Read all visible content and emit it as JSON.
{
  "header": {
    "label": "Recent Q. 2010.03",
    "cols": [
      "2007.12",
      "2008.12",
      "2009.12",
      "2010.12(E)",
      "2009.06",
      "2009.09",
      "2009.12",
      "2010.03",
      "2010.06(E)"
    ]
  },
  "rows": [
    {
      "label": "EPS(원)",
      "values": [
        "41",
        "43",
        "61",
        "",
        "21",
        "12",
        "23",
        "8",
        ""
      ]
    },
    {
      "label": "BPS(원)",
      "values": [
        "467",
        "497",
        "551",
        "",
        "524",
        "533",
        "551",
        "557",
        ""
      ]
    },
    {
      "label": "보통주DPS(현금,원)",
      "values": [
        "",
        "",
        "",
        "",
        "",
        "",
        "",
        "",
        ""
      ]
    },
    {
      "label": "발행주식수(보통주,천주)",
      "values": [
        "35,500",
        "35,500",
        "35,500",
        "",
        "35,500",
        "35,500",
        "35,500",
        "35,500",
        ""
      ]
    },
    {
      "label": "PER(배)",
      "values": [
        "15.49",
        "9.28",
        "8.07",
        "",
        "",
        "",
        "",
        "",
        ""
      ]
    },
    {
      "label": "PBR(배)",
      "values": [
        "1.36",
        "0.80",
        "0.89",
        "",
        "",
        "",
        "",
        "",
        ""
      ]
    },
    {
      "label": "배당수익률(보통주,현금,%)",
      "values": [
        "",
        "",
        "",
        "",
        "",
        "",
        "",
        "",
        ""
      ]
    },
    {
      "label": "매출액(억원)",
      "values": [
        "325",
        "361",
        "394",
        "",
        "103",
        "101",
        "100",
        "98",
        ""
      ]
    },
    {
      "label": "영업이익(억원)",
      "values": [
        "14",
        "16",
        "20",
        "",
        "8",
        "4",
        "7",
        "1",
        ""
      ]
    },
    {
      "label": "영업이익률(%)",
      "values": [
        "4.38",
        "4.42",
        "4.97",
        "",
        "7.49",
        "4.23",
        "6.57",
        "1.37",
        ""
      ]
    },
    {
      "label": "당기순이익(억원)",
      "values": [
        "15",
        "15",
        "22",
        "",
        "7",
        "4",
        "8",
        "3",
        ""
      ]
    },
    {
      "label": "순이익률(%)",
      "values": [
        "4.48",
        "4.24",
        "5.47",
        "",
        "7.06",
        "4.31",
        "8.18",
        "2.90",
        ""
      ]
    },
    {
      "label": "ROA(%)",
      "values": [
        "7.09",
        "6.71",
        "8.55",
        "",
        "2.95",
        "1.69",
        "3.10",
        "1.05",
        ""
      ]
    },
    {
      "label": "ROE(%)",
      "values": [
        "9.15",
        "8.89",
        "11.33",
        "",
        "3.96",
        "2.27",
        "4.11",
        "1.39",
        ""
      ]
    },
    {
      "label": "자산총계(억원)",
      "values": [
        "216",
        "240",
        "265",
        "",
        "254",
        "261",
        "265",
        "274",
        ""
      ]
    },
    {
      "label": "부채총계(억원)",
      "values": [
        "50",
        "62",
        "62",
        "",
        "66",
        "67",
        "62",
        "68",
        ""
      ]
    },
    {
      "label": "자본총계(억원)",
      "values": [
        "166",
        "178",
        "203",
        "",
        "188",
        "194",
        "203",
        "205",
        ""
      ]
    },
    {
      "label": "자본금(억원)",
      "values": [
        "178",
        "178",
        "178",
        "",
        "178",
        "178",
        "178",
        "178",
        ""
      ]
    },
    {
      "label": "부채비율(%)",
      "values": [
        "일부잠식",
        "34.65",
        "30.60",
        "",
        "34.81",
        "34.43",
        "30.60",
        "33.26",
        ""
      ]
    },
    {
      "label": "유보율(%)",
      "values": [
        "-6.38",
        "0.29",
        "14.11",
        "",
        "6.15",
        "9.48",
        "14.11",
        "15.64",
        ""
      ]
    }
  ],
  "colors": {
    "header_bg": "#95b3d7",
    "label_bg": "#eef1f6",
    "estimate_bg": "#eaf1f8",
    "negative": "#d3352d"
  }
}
--------------------------------
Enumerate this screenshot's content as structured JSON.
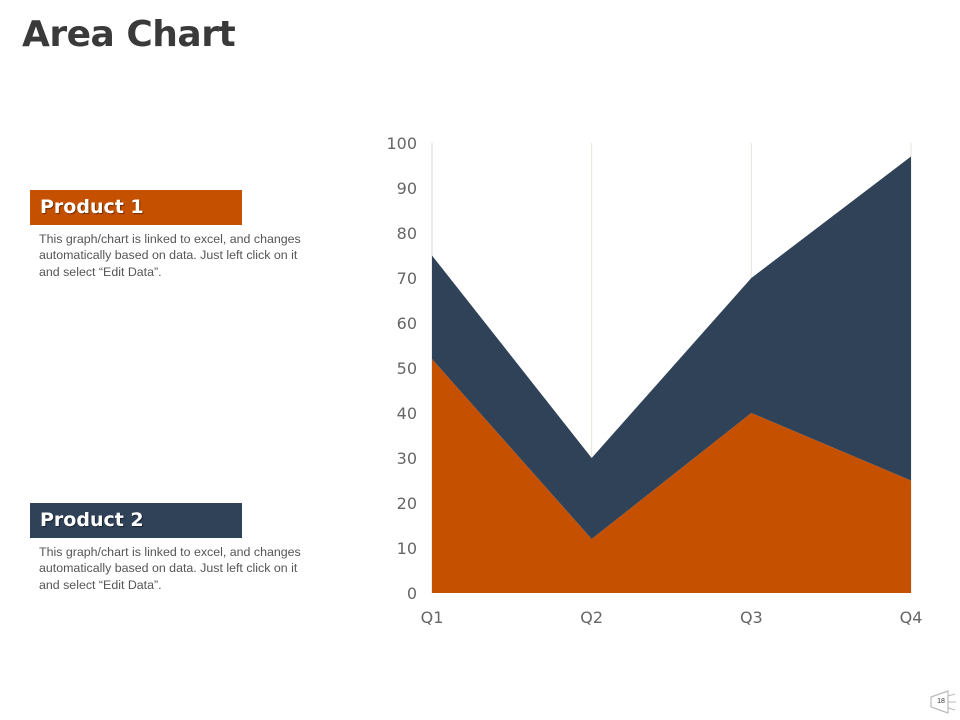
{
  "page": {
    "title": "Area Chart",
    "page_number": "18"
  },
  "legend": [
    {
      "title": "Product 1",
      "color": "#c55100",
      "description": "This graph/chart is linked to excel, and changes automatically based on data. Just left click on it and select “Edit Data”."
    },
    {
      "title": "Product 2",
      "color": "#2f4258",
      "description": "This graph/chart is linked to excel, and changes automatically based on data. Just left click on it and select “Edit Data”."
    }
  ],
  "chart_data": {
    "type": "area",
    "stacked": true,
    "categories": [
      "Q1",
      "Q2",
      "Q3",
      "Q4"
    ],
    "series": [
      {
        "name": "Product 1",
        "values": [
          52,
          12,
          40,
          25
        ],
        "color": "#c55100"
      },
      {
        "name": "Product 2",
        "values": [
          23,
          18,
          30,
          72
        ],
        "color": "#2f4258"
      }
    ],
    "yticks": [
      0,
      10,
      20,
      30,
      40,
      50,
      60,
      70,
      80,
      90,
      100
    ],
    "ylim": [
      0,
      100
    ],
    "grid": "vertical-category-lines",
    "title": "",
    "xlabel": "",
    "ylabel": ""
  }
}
--------------------------------
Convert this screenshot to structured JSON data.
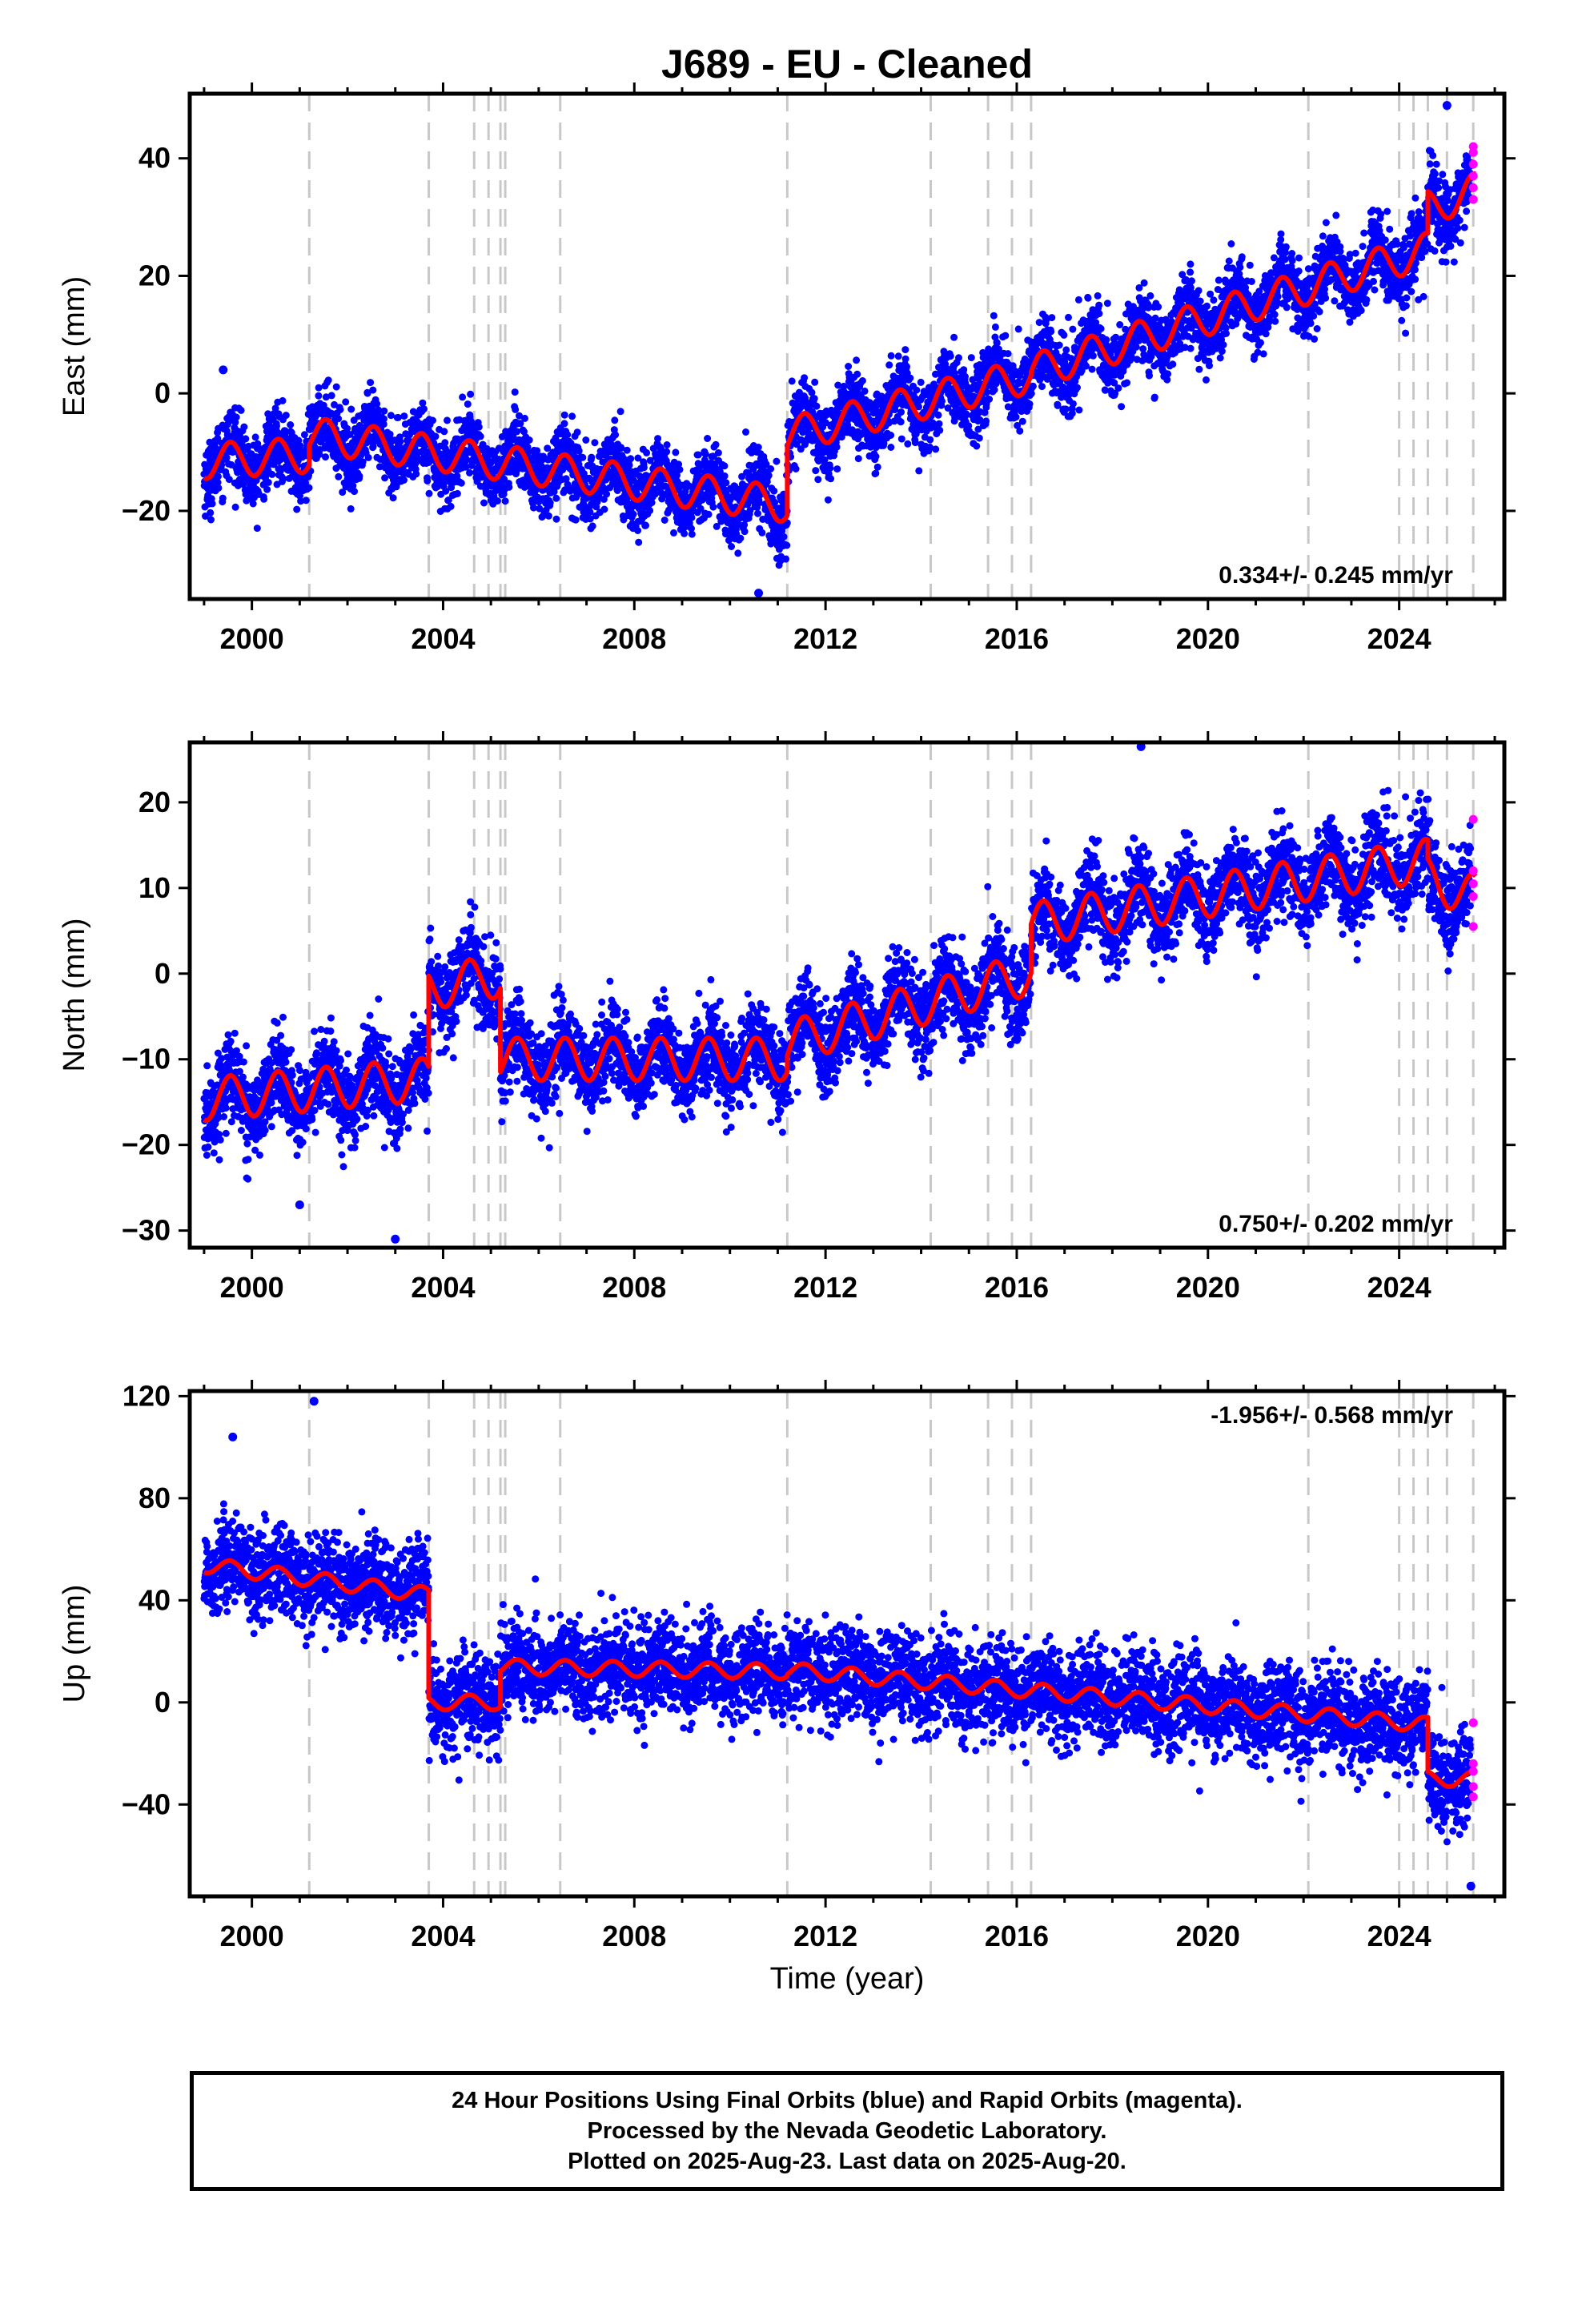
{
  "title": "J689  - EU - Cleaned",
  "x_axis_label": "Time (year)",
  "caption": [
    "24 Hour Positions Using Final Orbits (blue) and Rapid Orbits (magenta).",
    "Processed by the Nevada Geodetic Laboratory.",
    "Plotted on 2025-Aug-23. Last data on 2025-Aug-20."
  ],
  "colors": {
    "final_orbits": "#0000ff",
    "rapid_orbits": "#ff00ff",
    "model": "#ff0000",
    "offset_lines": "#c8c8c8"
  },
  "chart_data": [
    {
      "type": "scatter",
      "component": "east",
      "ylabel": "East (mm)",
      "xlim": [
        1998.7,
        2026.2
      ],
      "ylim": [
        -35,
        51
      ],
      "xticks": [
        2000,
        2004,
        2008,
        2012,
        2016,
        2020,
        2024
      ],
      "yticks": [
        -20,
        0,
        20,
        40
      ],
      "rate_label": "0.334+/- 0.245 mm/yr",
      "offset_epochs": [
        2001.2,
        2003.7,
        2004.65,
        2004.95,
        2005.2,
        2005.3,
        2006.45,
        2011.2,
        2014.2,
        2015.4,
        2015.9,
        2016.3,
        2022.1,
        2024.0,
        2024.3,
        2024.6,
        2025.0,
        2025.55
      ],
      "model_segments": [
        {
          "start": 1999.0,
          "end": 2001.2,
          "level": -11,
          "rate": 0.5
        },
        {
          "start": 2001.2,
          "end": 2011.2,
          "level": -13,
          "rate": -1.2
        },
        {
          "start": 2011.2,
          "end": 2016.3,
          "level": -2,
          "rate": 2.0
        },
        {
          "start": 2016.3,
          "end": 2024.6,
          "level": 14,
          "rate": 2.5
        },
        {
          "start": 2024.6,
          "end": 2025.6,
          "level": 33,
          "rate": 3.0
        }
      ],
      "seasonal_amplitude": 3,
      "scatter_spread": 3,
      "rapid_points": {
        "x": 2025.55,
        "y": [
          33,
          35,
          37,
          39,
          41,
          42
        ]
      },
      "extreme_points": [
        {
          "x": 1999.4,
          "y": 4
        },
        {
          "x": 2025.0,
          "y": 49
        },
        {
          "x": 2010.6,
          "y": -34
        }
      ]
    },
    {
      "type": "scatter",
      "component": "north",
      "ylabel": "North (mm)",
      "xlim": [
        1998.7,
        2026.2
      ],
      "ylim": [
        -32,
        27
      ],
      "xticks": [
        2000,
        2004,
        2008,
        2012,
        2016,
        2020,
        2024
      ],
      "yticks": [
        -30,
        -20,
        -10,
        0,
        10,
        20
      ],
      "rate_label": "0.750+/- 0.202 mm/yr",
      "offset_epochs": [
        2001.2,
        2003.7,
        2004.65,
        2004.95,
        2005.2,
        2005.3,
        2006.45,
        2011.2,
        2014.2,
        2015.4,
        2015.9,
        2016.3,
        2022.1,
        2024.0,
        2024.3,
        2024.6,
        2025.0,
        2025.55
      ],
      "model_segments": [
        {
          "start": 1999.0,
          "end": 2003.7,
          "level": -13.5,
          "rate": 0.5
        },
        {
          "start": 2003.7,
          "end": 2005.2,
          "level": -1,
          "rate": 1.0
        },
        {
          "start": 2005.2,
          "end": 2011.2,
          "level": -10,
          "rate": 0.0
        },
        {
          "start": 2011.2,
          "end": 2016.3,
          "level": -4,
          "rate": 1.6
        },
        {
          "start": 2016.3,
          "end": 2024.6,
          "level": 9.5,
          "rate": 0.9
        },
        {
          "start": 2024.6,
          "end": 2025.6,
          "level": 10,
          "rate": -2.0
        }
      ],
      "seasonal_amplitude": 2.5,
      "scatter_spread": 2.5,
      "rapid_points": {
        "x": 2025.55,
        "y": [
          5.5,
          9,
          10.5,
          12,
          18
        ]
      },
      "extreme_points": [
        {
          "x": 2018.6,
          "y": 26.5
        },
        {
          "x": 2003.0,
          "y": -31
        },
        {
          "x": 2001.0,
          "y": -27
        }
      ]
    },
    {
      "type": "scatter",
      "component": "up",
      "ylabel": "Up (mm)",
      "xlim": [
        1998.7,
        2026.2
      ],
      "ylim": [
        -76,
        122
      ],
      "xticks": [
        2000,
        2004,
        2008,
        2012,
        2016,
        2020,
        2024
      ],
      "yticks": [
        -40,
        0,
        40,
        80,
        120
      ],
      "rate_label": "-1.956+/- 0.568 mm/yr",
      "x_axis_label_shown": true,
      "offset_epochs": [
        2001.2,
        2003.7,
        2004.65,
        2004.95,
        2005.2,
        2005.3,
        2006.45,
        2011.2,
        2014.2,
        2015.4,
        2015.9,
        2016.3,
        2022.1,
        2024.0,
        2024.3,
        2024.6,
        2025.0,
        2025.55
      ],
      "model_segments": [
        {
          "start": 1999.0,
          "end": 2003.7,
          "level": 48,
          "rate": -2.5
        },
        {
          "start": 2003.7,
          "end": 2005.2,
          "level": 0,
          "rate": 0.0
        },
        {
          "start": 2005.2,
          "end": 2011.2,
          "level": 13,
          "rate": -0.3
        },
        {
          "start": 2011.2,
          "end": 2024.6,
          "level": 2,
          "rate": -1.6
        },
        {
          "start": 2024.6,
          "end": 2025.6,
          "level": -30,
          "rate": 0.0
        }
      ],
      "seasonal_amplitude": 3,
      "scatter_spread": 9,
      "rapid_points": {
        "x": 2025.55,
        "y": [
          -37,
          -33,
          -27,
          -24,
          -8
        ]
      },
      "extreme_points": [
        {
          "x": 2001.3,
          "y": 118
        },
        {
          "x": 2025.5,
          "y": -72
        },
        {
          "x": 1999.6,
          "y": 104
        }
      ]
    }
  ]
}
--------------------------------
TASK INSTRUCTIONS: Find the word "screenshot" in the records and pull out each line that has it.

SOLUTION TO THE EXERCISE:
Enumerate this screenshot's content as structured JSON.
Convert this screenshot to structured JSON data.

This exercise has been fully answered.